Exercise directions: Copy, from the entries below, each line where the word "パフォーマンスが高い" can be found.

--- START ---

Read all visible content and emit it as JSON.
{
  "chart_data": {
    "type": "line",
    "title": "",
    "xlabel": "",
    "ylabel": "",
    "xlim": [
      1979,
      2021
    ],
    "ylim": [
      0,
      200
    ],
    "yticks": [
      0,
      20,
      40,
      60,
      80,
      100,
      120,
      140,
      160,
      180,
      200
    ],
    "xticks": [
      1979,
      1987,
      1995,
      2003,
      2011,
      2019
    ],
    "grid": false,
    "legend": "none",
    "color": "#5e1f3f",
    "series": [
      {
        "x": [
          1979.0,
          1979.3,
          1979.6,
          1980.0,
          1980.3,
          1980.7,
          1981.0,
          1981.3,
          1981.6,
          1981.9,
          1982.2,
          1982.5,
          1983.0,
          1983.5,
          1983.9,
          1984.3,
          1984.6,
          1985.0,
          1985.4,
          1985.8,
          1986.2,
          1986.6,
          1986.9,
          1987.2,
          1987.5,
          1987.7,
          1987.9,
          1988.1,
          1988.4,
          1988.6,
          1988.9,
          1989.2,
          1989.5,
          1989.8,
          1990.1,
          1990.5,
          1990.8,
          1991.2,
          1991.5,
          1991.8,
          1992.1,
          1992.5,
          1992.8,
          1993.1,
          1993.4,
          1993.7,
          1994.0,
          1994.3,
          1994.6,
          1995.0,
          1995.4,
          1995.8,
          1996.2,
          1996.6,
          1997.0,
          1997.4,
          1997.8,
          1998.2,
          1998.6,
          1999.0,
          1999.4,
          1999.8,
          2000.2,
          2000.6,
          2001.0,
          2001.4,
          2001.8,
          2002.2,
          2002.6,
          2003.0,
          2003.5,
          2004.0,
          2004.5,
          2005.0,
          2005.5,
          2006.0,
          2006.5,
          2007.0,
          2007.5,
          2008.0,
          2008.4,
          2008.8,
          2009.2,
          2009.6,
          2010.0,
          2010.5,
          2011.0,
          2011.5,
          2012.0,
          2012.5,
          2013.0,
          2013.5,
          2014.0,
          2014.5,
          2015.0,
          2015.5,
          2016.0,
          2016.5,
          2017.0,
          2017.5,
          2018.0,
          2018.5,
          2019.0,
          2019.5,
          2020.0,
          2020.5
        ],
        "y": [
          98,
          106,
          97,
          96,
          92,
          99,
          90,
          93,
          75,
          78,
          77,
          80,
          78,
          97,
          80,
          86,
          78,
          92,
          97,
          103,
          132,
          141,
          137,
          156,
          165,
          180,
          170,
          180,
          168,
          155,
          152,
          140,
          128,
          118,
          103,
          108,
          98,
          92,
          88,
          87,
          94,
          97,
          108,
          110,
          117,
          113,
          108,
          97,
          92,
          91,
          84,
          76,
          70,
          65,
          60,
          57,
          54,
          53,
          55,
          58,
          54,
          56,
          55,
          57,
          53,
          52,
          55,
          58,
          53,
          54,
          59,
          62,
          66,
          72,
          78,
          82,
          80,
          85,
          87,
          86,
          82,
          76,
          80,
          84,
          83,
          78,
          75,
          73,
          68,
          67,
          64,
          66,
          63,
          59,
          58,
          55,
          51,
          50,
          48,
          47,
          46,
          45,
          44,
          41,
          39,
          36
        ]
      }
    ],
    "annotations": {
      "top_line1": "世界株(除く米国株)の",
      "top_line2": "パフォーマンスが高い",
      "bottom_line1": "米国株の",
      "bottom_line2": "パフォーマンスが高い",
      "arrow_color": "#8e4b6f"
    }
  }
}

--- END ---

Written solution:
      "top_line2": "パフォーマンスが高い",
      "bottom_line2": "パフォーマンスが高い",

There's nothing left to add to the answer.